* **EXERCISE GOAL**: Reply with nothing except the number of lines that contain the word "name".
***** DATASET RECORDS
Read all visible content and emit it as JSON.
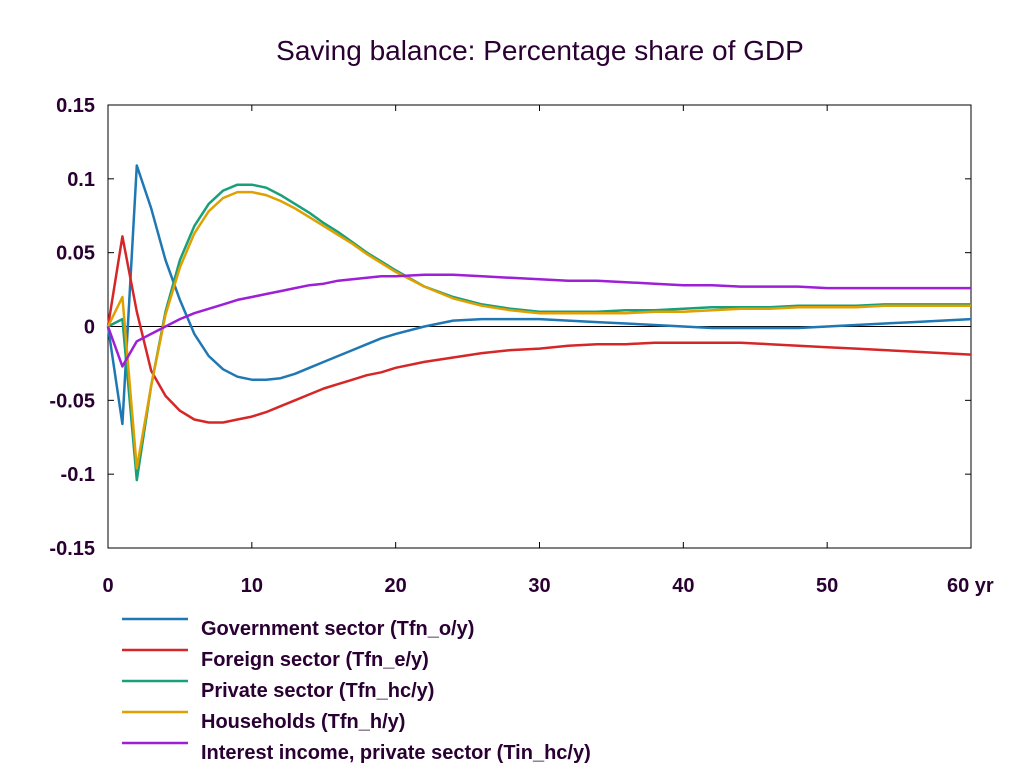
{
  "chart_data": {
    "type": "line",
    "title": "Saving balance: Percentage share of GDP",
    "xlabel": "",
    "ylabel": "",
    "x_unit": "yr",
    "xlim": [
      0,
      60
    ],
    "ylim": [
      -0.15,
      0.15
    ],
    "x_ticks": [
      0,
      10,
      20,
      30,
      40,
      50,
      60
    ],
    "x_tick_labels": [
      "0",
      "10",
      "20",
      "30",
      "40",
      "50",
      "60 yr"
    ],
    "y_ticks": [
      0.15,
      0.1,
      0.05,
      0,
      -0.05,
      -0.1,
      -0.15
    ],
    "y_tick_labels": [
      "0.15",
      "0.1",
      "0.05",
      "0",
      "-0.05",
      "-0.1",
      "-0.15"
    ],
    "grid": false,
    "zero_line": true,
    "legend_position": "bottom",
    "series": [
      {
        "name": "Government sector (Tfn_o/y)",
        "color": "#1f77b4",
        "points": [
          [
            0,
            0
          ],
          [
            1,
            -0.066
          ],
          [
            2,
            0.109
          ],
          [
            3,
            0.08
          ],
          [
            4,
            0.045
          ],
          [
            5,
            0.018
          ],
          [
            6,
            -0.005
          ],
          [
            7,
            -0.02
          ],
          [
            8,
            -0.029
          ],
          [
            9,
            -0.034
          ],
          [
            10,
            -0.036
          ],
          [
            11,
            -0.036
          ],
          [
            12,
            -0.035
          ],
          [
            13,
            -0.032
          ],
          [
            14,
            -0.028
          ],
          [
            15,
            -0.024
          ],
          [
            16,
            -0.02
          ],
          [
            17,
            -0.016
          ],
          [
            18,
            -0.012
          ],
          [
            19,
            -0.008
          ],
          [
            20,
            -0.005
          ],
          [
            22,
            0.0
          ],
          [
            24,
            0.004
          ],
          [
            26,
            0.005
          ],
          [
            28,
            0.005
          ],
          [
            30,
            0.005
          ],
          [
            32,
            0.004
          ],
          [
            34,
            0.003
          ],
          [
            36,
            0.002
          ],
          [
            38,
            0.001
          ],
          [
            40,
            0.0
          ],
          [
            42,
            -0.001
          ],
          [
            44,
            -0.001
          ],
          [
            46,
            -0.001
          ],
          [
            48,
            -0.001
          ],
          [
            50,
            0.0
          ],
          [
            52,
            0.001
          ],
          [
            54,
            0.002
          ],
          [
            56,
            0.003
          ],
          [
            58,
            0.004
          ],
          [
            60,
            0.005
          ]
        ]
      },
      {
        "name": "Foreign sector (Tfn_e/y)",
        "color": "#d62728",
        "points": [
          [
            0,
            0
          ],
          [
            1,
            0.061
          ],
          [
            2,
            0.01
          ],
          [
            3,
            -0.03
          ],
          [
            4,
            -0.047
          ],
          [
            5,
            -0.057
          ],
          [
            6,
            -0.063
          ],
          [
            7,
            -0.065
          ],
          [
            8,
            -0.065
          ],
          [
            9,
            -0.063
          ],
          [
            10,
            -0.061
          ],
          [
            11,
            -0.058
          ],
          [
            12,
            -0.054
          ],
          [
            13,
            -0.05
          ],
          [
            14,
            -0.046
          ],
          [
            15,
            -0.042
          ],
          [
            16,
            -0.039
          ],
          [
            17,
            -0.036
          ],
          [
            18,
            -0.033
          ],
          [
            19,
            -0.031
          ],
          [
            20,
            -0.028
          ],
          [
            22,
            -0.024
          ],
          [
            24,
            -0.021
          ],
          [
            26,
            -0.018
          ],
          [
            28,
            -0.016
          ],
          [
            30,
            -0.015
          ],
          [
            32,
            -0.013
          ],
          [
            34,
            -0.012
          ],
          [
            36,
            -0.012
          ],
          [
            38,
            -0.011
          ],
          [
            40,
            -0.011
          ],
          [
            42,
            -0.011
          ],
          [
            44,
            -0.011
          ],
          [
            46,
            -0.012
          ],
          [
            48,
            -0.013
          ],
          [
            50,
            -0.014
          ],
          [
            52,
            -0.015
          ],
          [
            54,
            -0.016
          ],
          [
            56,
            -0.017
          ],
          [
            58,
            -0.018
          ],
          [
            60,
            -0.019
          ]
        ]
      },
      {
        "name": "Private sector (Tfn_hc/y)",
        "color": "#17a07a",
        "points": [
          [
            0,
            0
          ],
          [
            1,
            0.005
          ],
          [
            2,
            -0.104
          ],
          [
            3,
            -0.04
          ],
          [
            4,
            0.01
          ],
          [
            5,
            0.045
          ],
          [
            6,
            0.068
          ],
          [
            7,
            0.083
          ],
          [
            8,
            0.092
          ],
          [
            9,
            0.096
          ],
          [
            10,
            0.096
          ],
          [
            11,
            0.094
          ],
          [
            12,
            0.089
          ],
          [
            13,
            0.083
          ],
          [
            14,
            0.077
          ],
          [
            15,
            0.07
          ],
          [
            16,
            0.064
          ],
          [
            17,
            0.057
          ],
          [
            18,
            0.05
          ],
          [
            19,
            0.044
          ],
          [
            20,
            0.038
          ],
          [
            22,
            0.027
          ],
          [
            24,
            0.02
          ],
          [
            26,
            0.015
          ],
          [
            28,
            0.012
          ],
          [
            30,
            0.01
          ],
          [
            32,
            0.01
          ],
          [
            34,
            0.01
          ],
          [
            36,
            0.011
          ],
          [
            38,
            0.011
          ],
          [
            40,
            0.012
          ],
          [
            42,
            0.013
          ],
          [
            44,
            0.013
          ],
          [
            46,
            0.013
          ],
          [
            48,
            0.014
          ],
          [
            50,
            0.014
          ],
          [
            52,
            0.014
          ],
          [
            54,
            0.015
          ],
          [
            56,
            0.015
          ],
          [
            58,
            0.015
          ],
          [
            60,
            0.015
          ]
        ]
      },
      {
        "name": "Households (Tfn_h/y)",
        "color": "#e0a000",
        "points": [
          [
            0,
            0
          ],
          [
            1,
            0.02
          ],
          [
            2,
            -0.096
          ],
          [
            3,
            -0.04
          ],
          [
            4,
            0.008
          ],
          [
            5,
            0.04
          ],
          [
            6,
            0.063
          ],
          [
            7,
            0.078
          ],
          [
            8,
            0.087
          ],
          [
            9,
            0.091
          ],
          [
            10,
            0.091
          ],
          [
            11,
            0.089
          ],
          [
            12,
            0.085
          ],
          [
            13,
            0.08
          ],
          [
            14,
            0.074
          ],
          [
            15,
            0.068
          ],
          [
            16,
            0.062
          ],
          [
            17,
            0.056
          ],
          [
            18,
            0.049
          ],
          [
            19,
            0.043
          ],
          [
            20,
            0.037
          ],
          [
            22,
            0.027
          ],
          [
            24,
            0.019
          ],
          [
            26,
            0.014
          ],
          [
            28,
            0.011
          ],
          [
            30,
            0.009
          ],
          [
            32,
            0.009
          ],
          [
            34,
            0.009
          ],
          [
            36,
            0.009
          ],
          [
            38,
            0.01
          ],
          [
            40,
            0.01
          ],
          [
            42,
            0.011
          ],
          [
            44,
            0.012
          ],
          [
            46,
            0.012
          ],
          [
            48,
            0.013
          ],
          [
            50,
            0.013
          ],
          [
            52,
            0.013
          ],
          [
            54,
            0.014
          ],
          [
            56,
            0.014
          ],
          [
            58,
            0.014
          ],
          [
            60,
            0.014
          ]
        ]
      },
      {
        "name": "Interest income, private sector (Tin_hc/y)",
        "color": "#9d1fd6",
        "points": [
          [
            0,
            0
          ],
          [
            1,
            -0.027
          ],
          [
            2,
            -0.01
          ],
          [
            3,
            -0.005
          ],
          [
            4,
            0.0
          ],
          [
            5,
            0.005
          ],
          [
            6,
            0.009
          ],
          [
            7,
            0.012
          ],
          [
            8,
            0.015
          ],
          [
            9,
            0.018
          ],
          [
            10,
            0.02
          ],
          [
            11,
            0.022
          ],
          [
            12,
            0.024
          ],
          [
            13,
            0.026
          ],
          [
            14,
            0.028
          ],
          [
            15,
            0.029
          ],
          [
            16,
            0.031
          ],
          [
            17,
            0.032
          ],
          [
            18,
            0.033
          ],
          [
            19,
            0.034
          ],
          [
            20,
            0.034
          ],
          [
            22,
            0.035
          ],
          [
            24,
            0.035
          ],
          [
            26,
            0.034
          ],
          [
            28,
            0.033
          ],
          [
            30,
            0.032
          ],
          [
            32,
            0.031
          ],
          [
            34,
            0.031
          ],
          [
            36,
            0.03
          ],
          [
            38,
            0.029
          ],
          [
            40,
            0.028
          ],
          [
            42,
            0.028
          ],
          [
            44,
            0.027
          ],
          [
            46,
            0.027
          ],
          [
            48,
            0.027
          ],
          [
            50,
            0.026
          ],
          [
            52,
            0.026
          ],
          [
            54,
            0.026
          ],
          [
            56,
            0.026
          ],
          [
            58,
            0.026
          ],
          [
            60,
            0.026
          ]
        ]
      }
    ]
  }
}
**********
* **REPLY TO THE TASK**: 5